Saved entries
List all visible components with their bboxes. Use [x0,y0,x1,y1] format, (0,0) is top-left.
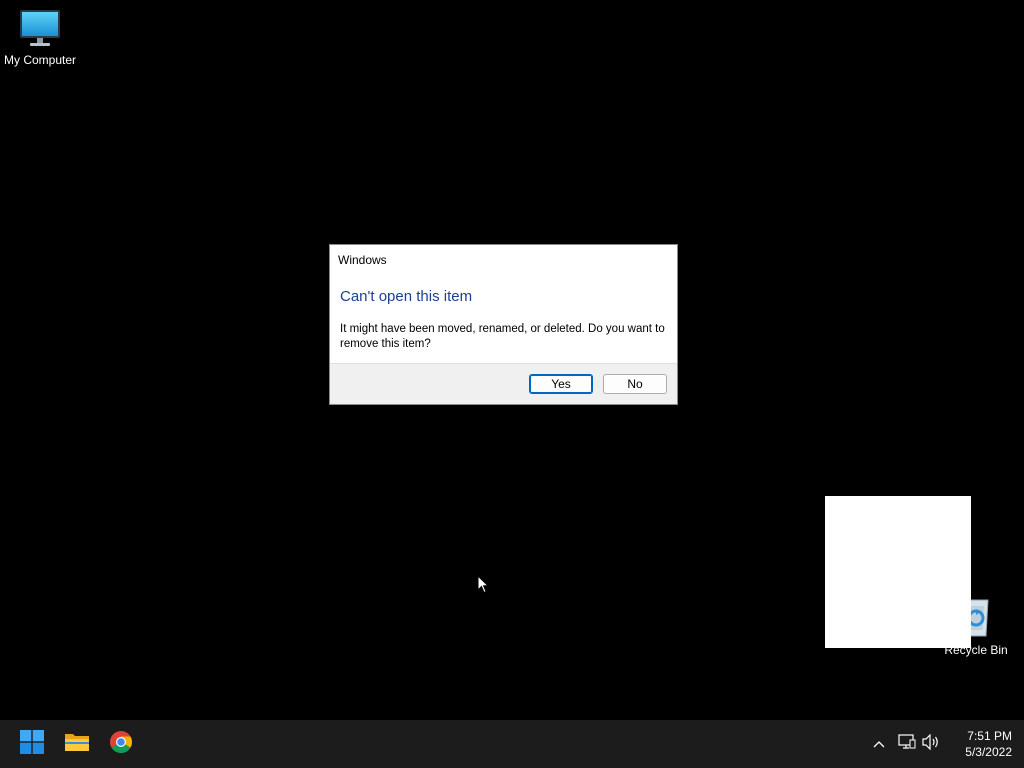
network-button[interactable] [896,732,918,756]
show-hidden-icons-button[interactable] [868,732,890,756]
desktop-icon-my-computer[interactable]: My Computer [0,8,80,67]
network-icon [898,733,916,755]
clock-time: 7:51 PM [967,729,1012,743]
dialog-message: It might have been moved, renamed, or de… [340,323,665,350]
mouse-pointer-icon [477,574,490,599]
desktop: My Computer Recycle Bin Windows Can't op… [0,0,1024,720]
volume-icon [922,733,940,755]
chrome-button[interactable] [103,726,139,762]
windows-start-icon [20,729,44,759]
monitor-icon [18,10,62,51]
no-button[interactable]: No [603,374,667,394]
yes-button[interactable]: Yes [529,374,593,394]
dialog-footer: Yes No [330,363,677,404]
blank-window[interactable] [825,496,971,648]
taskbar: 7:51 PM 5/3/2022 [0,720,1024,768]
error-dialog: Windows Can't open this item It might ha… [329,244,678,405]
chrome-icon [109,730,133,759]
dialog-title: Windows [338,253,387,267]
volume-button[interactable] [920,732,942,756]
taskbar-clock[interactable]: 7:51 PM 5/3/2022 [946,728,1012,760]
file-explorer-button[interactable] [59,726,95,762]
folder-icon [64,731,90,758]
clock-date: 5/3/2022 [965,745,1012,759]
start-button[interactable] [14,726,50,762]
chevron-up-icon [873,735,885,753]
desktop-icon-label: My Computer [3,53,77,67]
dialog-heading: Can't open this item [340,288,473,305]
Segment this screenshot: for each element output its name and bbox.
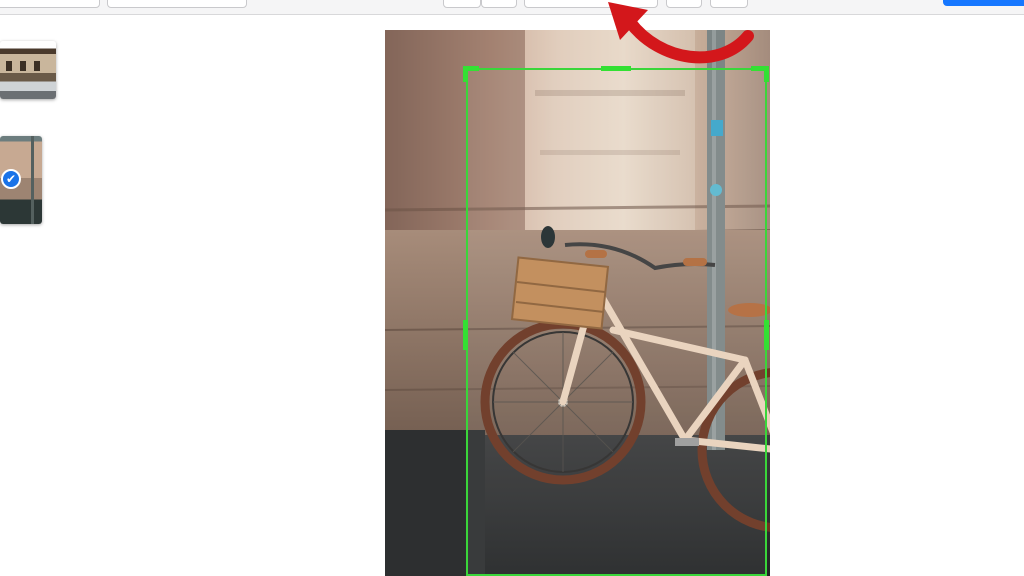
primary-action-button[interactable] <box>943 0 1024 6</box>
crop-handle-right-middle[interactable] <box>764 320 769 350</box>
thumbnail-bicycle[interactable]: ✔ <box>0 136 42 224</box>
thumbnail-window <box>20 61 26 71</box>
thumbnail-window <box>34 61 40 71</box>
crop-handle-left-middle[interactable] <box>463 320 468 350</box>
crop-selection-box[interactable] <box>466 68 767 576</box>
thumbnail-pole <box>31 136 34 224</box>
crop-handle-top-left-vertical[interactable] <box>463 66 468 82</box>
thumbnail-window <box>6 61 12 71</box>
checkmark-icon: ✔ <box>1 169 21 189</box>
toolbar-image-button[interactable] <box>443 0 481 8</box>
toolbar-field-second[interactable] <box>107 0 247 8</box>
crop-handle-top-right-vertical[interactable] <box>764 66 769 82</box>
thumbnail-street[interactable] <box>0 41 56 99</box>
annotation-arrow-icon <box>608 2 754 64</box>
toolbar-field-left[interactable] <box>0 0 100 8</box>
toolbar-info-button[interactable] <box>481 0 517 8</box>
top-toolbar <box>0 0 1024 15</box>
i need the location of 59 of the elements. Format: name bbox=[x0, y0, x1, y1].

**What to produce:**
Print out every line of the items above verbatim, leaving the pictures out.

**Solution:**
List all visible components with their bboxes. Use [x0,y0,x1,y1] format, (0,0) is top-left.
network-button[interactable] [896,732,918,756]
show-hidden-icons-button[interactable] [868,732,890,756]
desktop-icon-my-computer[interactable]: My Computer [0,8,80,67]
network-icon [898,733,916,755]
clock-time: 7:51 PM [967,729,1012,743]
dialog-message: It might have been moved, renamed, or de… [340,323,665,350]
mouse-pointer-icon [477,574,490,599]
desktop: My Computer Recycle Bin Windows Can't op… [0,0,1024,720]
volume-icon [922,733,940,755]
chrome-button[interactable] [103,726,139,762]
windows-start-icon [20,729,44,759]
monitor-icon [18,10,62,51]
no-button[interactable]: No [603,374,667,394]
yes-button[interactable]: Yes [529,374,593,394]
dialog-footer: Yes No [330,363,677,404]
blank-window[interactable] [825,496,971,648]
taskbar: 7:51 PM 5/3/2022 [0,720,1024,768]
error-dialog: Windows Can't open this item It might ha… [329,244,678,405]
chrome-icon [109,730,133,759]
dialog-title: Windows [338,253,387,267]
volume-button[interactable] [920,732,942,756]
taskbar-clock[interactable]: 7:51 PM 5/3/2022 [946,728,1012,760]
file-explorer-button[interactable] [59,726,95,762]
folder-icon [64,731,90,758]
clock-date: 5/3/2022 [965,745,1012,759]
start-button[interactable] [14,726,50,762]
chevron-up-icon [873,735,885,753]
desktop-icon-label: My Computer [3,53,77,67]
dialog-heading: Can't open this item [340,288,473,305]
Segment this screenshot: for each element output its name and bbox.
primary-action-button[interactable] <box>943 0 1024 6</box>
crop-handle-right-middle[interactable] <box>764 320 769 350</box>
thumbnail-bicycle[interactable]: ✔ <box>0 136 42 224</box>
thumbnail-window <box>20 61 26 71</box>
thumbnail-window <box>34 61 40 71</box>
crop-handle-left-middle[interactable] <box>463 320 468 350</box>
crop-selection-box[interactable] <box>466 68 767 576</box>
thumbnail-pole <box>31 136 34 224</box>
crop-handle-top-left-vertical[interactable] <box>463 66 468 82</box>
thumbnail-window <box>6 61 12 71</box>
checkmark-icon: ✔ <box>1 169 21 189</box>
toolbar-image-button[interactable] <box>443 0 481 8</box>
toolbar-field-second[interactable] <box>107 0 247 8</box>
crop-handle-top-right-vertical[interactable] <box>764 66 769 82</box>
thumbnail-street[interactable] <box>0 41 56 99</box>
annotation-arrow-icon <box>608 2 754 64</box>
toolbar-field-left[interactable] <box>0 0 100 8</box>
toolbar-info-button[interactable] <box>481 0 517 8</box>
top-toolbar <box>0 0 1024 15</box>
i need the location of 59 of the elements. Format: name bbox=[x0, y0, x1, y1].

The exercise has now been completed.